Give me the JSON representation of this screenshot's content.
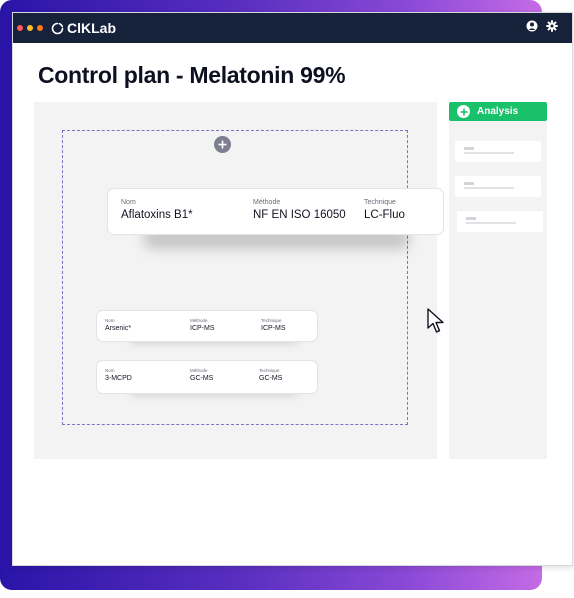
{
  "app": {
    "name": "ClKLab",
    "window_dots": [
      "#ff5a5a",
      "#ffbd2e",
      "#ff7a1a"
    ]
  },
  "page": {
    "title": "Control plan - Melatonin 99%"
  },
  "cards": [
    {
      "nom_label": "Nom",
      "nom": "Aflatoxins B1*",
      "methode_label": "Méthode",
      "methode": "NF EN ISO 16050",
      "technique_label": "Technique",
      "technique": "LC-Fluo"
    },
    {
      "nom_label": "Nom",
      "nom": "Arsenic*",
      "methode_label": "Méthode",
      "methode": "ICP-MS",
      "technique_label": "Technique",
      "technique": "ICP-MS"
    },
    {
      "nom_label": "Nom",
      "nom": "3-MCPD",
      "methode_label": "Méthode",
      "methode": "GC-MS",
      "technique_label": "Technique",
      "technique": "GC-MS"
    }
  ],
  "sidebar": {
    "add_button_label": "Analysis",
    "accent": "#19c26a"
  },
  "icons": {
    "user": "user-icon",
    "settings": "gear-icon",
    "add": "plus-icon",
    "cursor": "cursor-icon"
  }
}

-----

→ **ASSIGNMENT**: Print each entry above exactly. The pictures should not be printed.

→ **EXPECTED ANSWER**:
Give me the JSON representation of this screenshot's content.
{
  "app": {
    "name": "ClKLab",
    "window_dots": [
      "#ff5a5a",
      "#ffbd2e",
      "#ff7a1a"
    ]
  },
  "page": {
    "title": "Control plan - Melatonin 99%"
  },
  "cards": [
    {
      "nom_label": "Nom",
      "nom": "Aflatoxins B1*",
      "methode_label": "Méthode",
      "methode": "NF EN ISO 16050",
      "technique_label": "Technique",
      "technique": "LC-Fluo"
    },
    {
      "nom_label": "Nom",
      "nom": "Arsenic*",
      "methode_label": "Méthode",
      "methode": "ICP-MS",
      "technique_label": "Technique",
      "technique": "ICP-MS"
    },
    {
      "nom_label": "Nom",
      "nom": "3-MCPD",
      "methode_label": "Méthode",
      "methode": "GC-MS",
      "technique_label": "Technique",
      "technique": "GC-MS"
    }
  ],
  "sidebar": {
    "add_button_label": "Analysis",
    "accent": "#19c26a"
  },
  "icons": {
    "user": "user-icon",
    "settings": "gear-icon",
    "add": "plus-icon",
    "cursor": "cursor-icon"
  }
}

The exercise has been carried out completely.